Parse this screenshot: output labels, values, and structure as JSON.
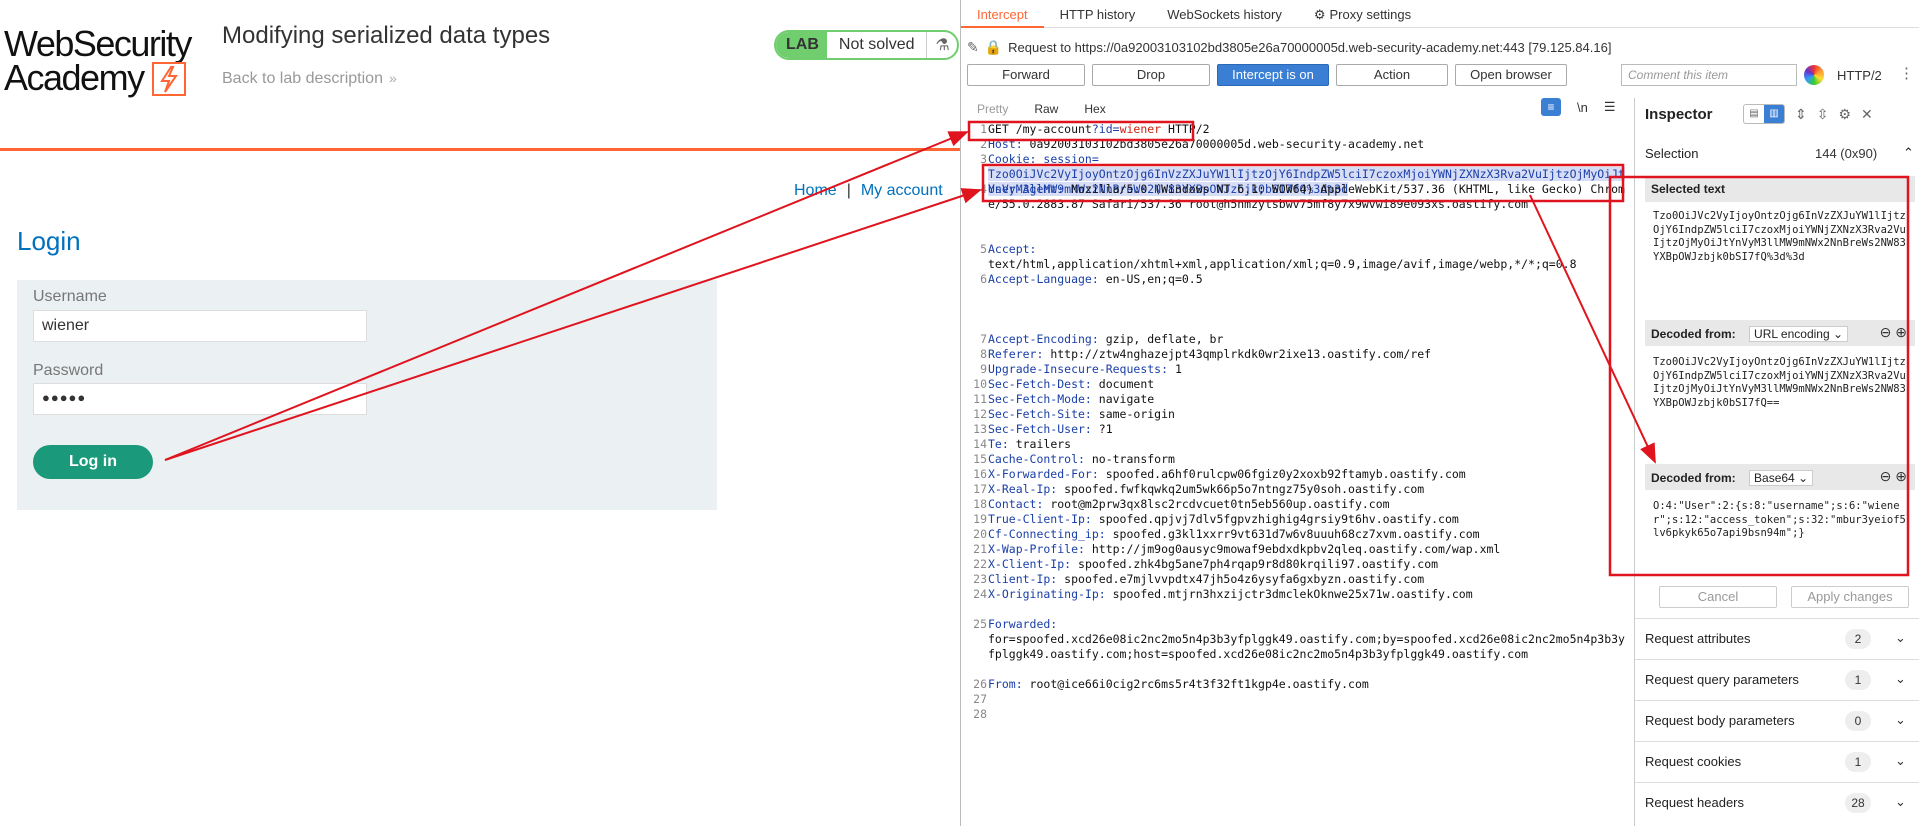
{
  "left": {
    "logo": {
      "line1": "WebSecurity",
      "line2": "Academy"
    },
    "lab_title": "Modifying serialized data types",
    "back_link": "Back to lab description",
    "badge": {
      "lab": "LAB",
      "status": "Not solved"
    },
    "nav": {
      "home": "Home",
      "sep": "|",
      "account": "My account"
    },
    "login_heading": "Login",
    "username_label": "Username",
    "username_value": "wiener",
    "password_label": "Password",
    "password_value": "●●●●●",
    "login_button": "Log in"
  },
  "burp": {
    "tabs": [
      "Intercept",
      "HTTP history",
      "WebSockets history",
      "Proxy settings"
    ],
    "request_to": "Request to https://0a92003103102bd3805e26a70000005d.web-security-academy.net:443  [79.125.84.16]",
    "buttons": {
      "forward": "Forward",
      "drop": "Drop",
      "intercept": "Intercept is on",
      "action": "Action",
      "open_browser": "Open browser"
    },
    "comment_placeholder": "Comment this item",
    "protocol": "HTTP/2",
    "editor_tabs": [
      "Pretty",
      "Raw",
      "Hex"
    ],
    "editor_icons": {
      "newline": "\\n",
      "menu": "☰"
    },
    "lines": [
      {
        "n": "1",
        "parts": [
          [
            "GET /my-account",
            ""
          ],
          [
            "?id=",
            "hname"
          ],
          [
            "wiener",
            "red"
          ],
          [
            " HTTP/2",
            ""
          ]
        ]
      },
      {
        "n": "2",
        "parts": [
          [
            "Host: ",
            "hname"
          ],
          [
            "0a92003103102bd3805e26a70000005d.web-security-academy.net",
            ""
          ]
        ]
      },
      {
        "n": "3",
        "parts": [
          [
            "Cookie: ",
            "hname"
          ],
          [
            "session=",
            "hname"
          ],
          [
            "\nTzo0OiJVc2VyIjoyOntzOjg6InVzZXJuYW1lIjtzOjY6IndpZW5lciI7czoxMjoiYWNjZXNzX3Rva2VuIjtzOjMyOiJtYnVyM3llMW9mNWx2NnBreWs2NW83YXBpOWJzbjk0bSI7fQ%3d%3d",
            "hl"
          ]
        ]
      },
      {
        "n": "4",
        "parts": [
          [
            "User-Agent: ",
            "hname"
          ],
          [
            "Mozilla/5.0 (Windows NT 6.1; WOW64) AppleWebKit/537.36 (KHTML, like Gecko) Chrome/55.0.2883.87 Safari/537.36 root@h5nmzytsbwv75mf8y7x9wvwi89e093xs.oastify.com",
            ""
          ]
        ]
      },
      {
        "n": "5",
        "parts": [
          [
            "Accept: ",
            "hname"
          ],
          [
            "\ntext/html,application/xhtml+xml,application/xml;q=0.9,image/avif,image/webp,*/*;q=0.8",
            ""
          ]
        ]
      },
      {
        "n": "6",
        "parts": [
          [
            "Accept-Language: ",
            "hname"
          ],
          [
            "en-US,en;q=0.5",
            ""
          ]
        ]
      },
      {
        "n": "7",
        "parts": [
          [
            "Accept-Encoding: ",
            "hname"
          ],
          [
            "gzip, deflate, br",
            ""
          ]
        ]
      },
      {
        "n": "8",
        "parts": [
          [
            "Referer: ",
            "hname"
          ],
          [
            "http://ztw4nghazejpt43qmplrkdk0wr2ixe13.oastify.com/ref",
            ""
          ]
        ]
      },
      {
        "n": "9",
        "parts": [
          [
            "Upgrade-Insecure-Requests: ",
            "hname"
          ],
          [
            "1",
            ""
          ]
        ]
      },
      {
        "n": "10",
        "parts": [
          [
            "Sec-Fetch-Dest: ",
            "hname"
          ],
          [
            "document",
            ""
          ]
        ]
      },
      {
        "n": "11",
        "parts": [
          [
            "Sec-Fetch-Mode: ",
            "hname"
          ],
          [
            "navigate",
            ""
          ]
        ]
      },
      {
        "n": "12",
        "parts": [
          [
            "Sec-Fetch-Site: ",
            "hname"
          ],
          [
            "same-origin",
            ""
          ]
        ]
      },
      {
        "n": "13",
        "parts": [
          [
            "Sec-Fetch-User: ",
            "hname"
          ],
          [
            "?1",
            ""
          ]
        ]
      },
      {
        "n": "14",
        "parts": [
          [
            "Te: ",
            "hname"
          ],
          [
            "trailers",
            ""
          ]
        ]
      },
      {
        "n": "15",
        "parts": [
          [
            "Cache-Control: ",
            "hname"
          ],
          [
            "no-transform",
            ""
          ]
        ]
      },
      {
        "n": "16",
        "parts": [
          [
            "X-Forwarded-For: ",
            "hname"
          ],
          [
            "spoofed.a6hf0rulcpw06fgiz0y2xoxb92ftamyb.oastify.com",
            ""
          ]
        ]
      },
      {
        "n": "17",
        "parts": [
          [
            "X-Real-Ip: ",
            "hname"
          ],
          [
            "spoofed.fwfkqwkq2um5wk66p5o7ntngz75y0soh.oastify.com",
            ""
          ]
        ]
      },
      {
        "n": "18",
        "parts": [
          [
            "Contact: ",
            "hname"
          ],
          [
            "root@m2prw3qx8lsc2rcdvcuet0tn5eb560up.oastify.com",
            ""
          ]
        ]
      },
      {
        "n": "19",
        "parts": [
          [
            "True-Client-Ip: ",
            "hname"
          ],
          [
            "spoofed.qpjvj7dlv5fgpvzhighig4grsiy9t6hv.oastify.com",
            ""
          ]
        ]
      },
      {
        "n": "20",
        "parts": [
          [
            "Cf-Connecting_ip: ",
            "hname"
          ],
          [
            "spoofed.g3kl1xxrr9vt631d7w6v8uuuh68cz7xvm.oastify.com",
            ""
          ]
        ]
      },
      {
        "n": "21",
        "parts": [
          [
            "X-Wap-Profile: ",
            "hname"
          ],
          [
            "http://jm9og0ausyc9mowaf9ebdxdkpbv2qleq.oastify.com/wap.xml",
            ""
          ]
        ]
      },
      {
        "n": "22",
        "parts": [
          [
            "X-Client-Ip: ",
            "hname"
          ],
          [
            "spoofed.zhk4bg5ane7ph4rqap9r8d80krqili97.oastify.com",
            ""
          ]
        ]
      },
      {
        "n": "23",
        "parts": [
          [
            "Client-Ip: ",
            "hname"
          ],
          [
            "spoofed.e7mjlvvpdtx47jh5o4z6ysyfa6gxbyzn.oastify.com",
            ""
          ]
        ]
      },
      {
        "n": "24",
        "parts": [
          [
            "X-Originating-Ip: ",
            "hname"
          ],
          [
            "spoofed.mtjrn3hxzijctr3dmclekOknwe25x71w.oastify.com",
            ""
          ]
        ]
      },
      {
        "n": "25",
        "parts": [
          [
            "Forwarded: ",
            "hname"
          ],
          [
            "\nfor=spoofed.xcd26e08ic2nc2mo5n4p3b3yfplggk49.oastify.com;by=spoofed.xcd26e08ic2nc2mo5n4p3b3yfplggk49.oastify.com;host=spoofed.xcd26e08ic2nc2mo5n4p3b3yfplggk49.oastify.com",
            ""
          ]
        ]
      },
      {
        "n": "26",
        "parts": [
          [
            "From: ",
            "hname"
          ],
          [
            "root@ice66i0cig2rc6ms5r4t3f32ft1kgp4e.oastify.com",
            ""
          ]
        ]
      },
      {
        "n": "27",
        "parts": []
      },
      {
        "n": "28",
        "parts": []
      }
    ],
    "inspector": {
      "title": "Inspector",
      "selection_label": "Selection",
      "selection_value": "144 (0x90)",
      "selected_text_header": "Selected text",
      "selected_text": "Tzo0OiJVc2VyIjoyOntzOjg6InVzZXJuYW1lIjtzOjY6IndpZW5lciI7czoxMjoiYWNjZXNzX3Rva2VuIjtzOjMyOiJtYnVyM3llMW9mNWx2NnBreWs2NW83YXBpOWJzbjk0bSI7fQ%3d%3d",
      "decoded1_label": "Decoded from:",
      "decoded1_type": "URL encoding",
      "decoded1_text": "Tzo0OiJVc2VyIjoyOntzOjg6InVzZXJuYW1lIjtzOjY6IndpZW5lciI7czoxMjoiYWNjZXNzX3Rva2VuIjtzOjMyOiJtYnVyM3llMW9mNWx2NnBreWs2NW83YXBpOWJzbjk0bSI7fQ==",
      "decoded2_label": "Decoded from:",
      "decoded2_type": "Base64",
      "decoded2_text": "O:4:\"User\":2:{s:8:\"username\";s:6:\"wiener\";s:12:\"access_token\";s:32:\"mbur3yeiof5lv6pkyk65o7api9bsn94m\";}",
      "cancel": "Cancel",
      "apply": "Apply changes",
      "sections": [
        {
          "label": "Request attributes",
          "count": "2"
        },
        {
          "label": "Request query parameters",
          "count": "1"
        },
        {
          "label": "Request body parameters",
          "count": "0"
        },
        {
          "label": "Request cookies",
          "count": "1"
        },
        {
          "label": "Request headers",
          "count": "28"
        }
      ]
    }
  },
  "colors": {
    "burp_orange": "#ff6633",
    "burp_blue": "#3b7fd4",
    "annotation_red": "#e0141e",
    "academy_blue": "#0071bc",
    "login_green": "#1a9a7a"
  }
}
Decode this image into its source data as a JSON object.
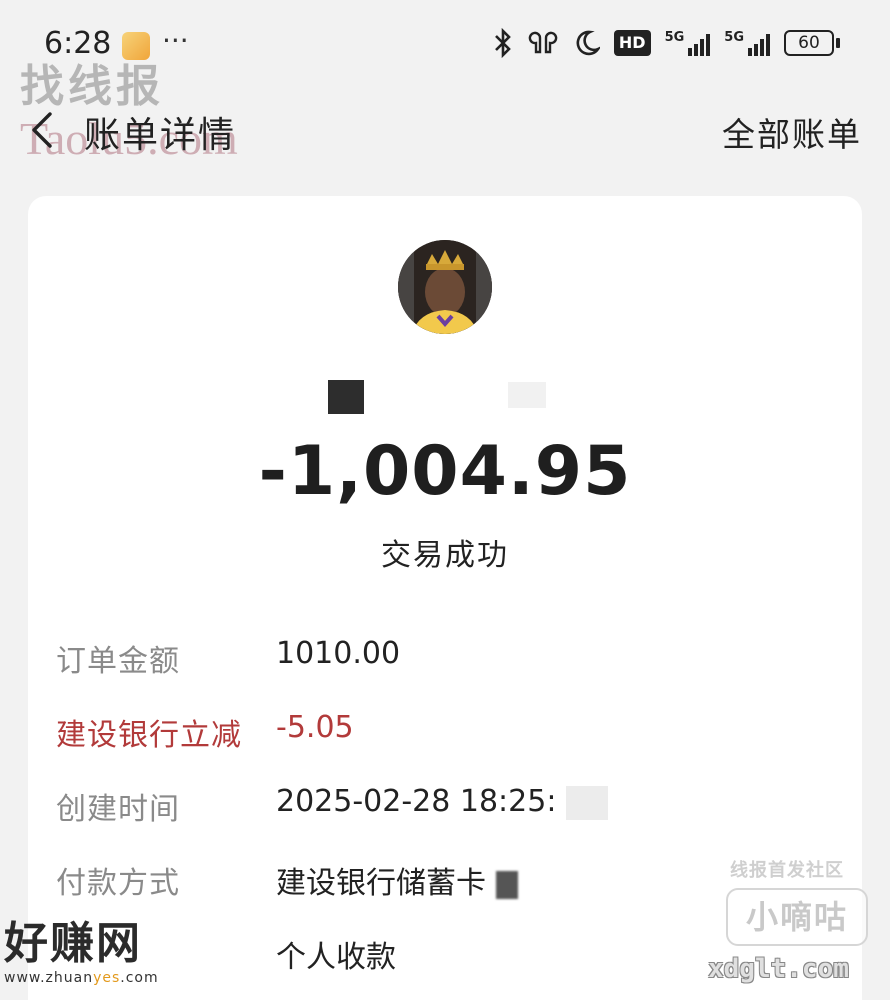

-- DIRECTION --
Count how many lines in the data above hold the string "wiener", and give the number with no other words.

-- EXPECTED ANSWER --
3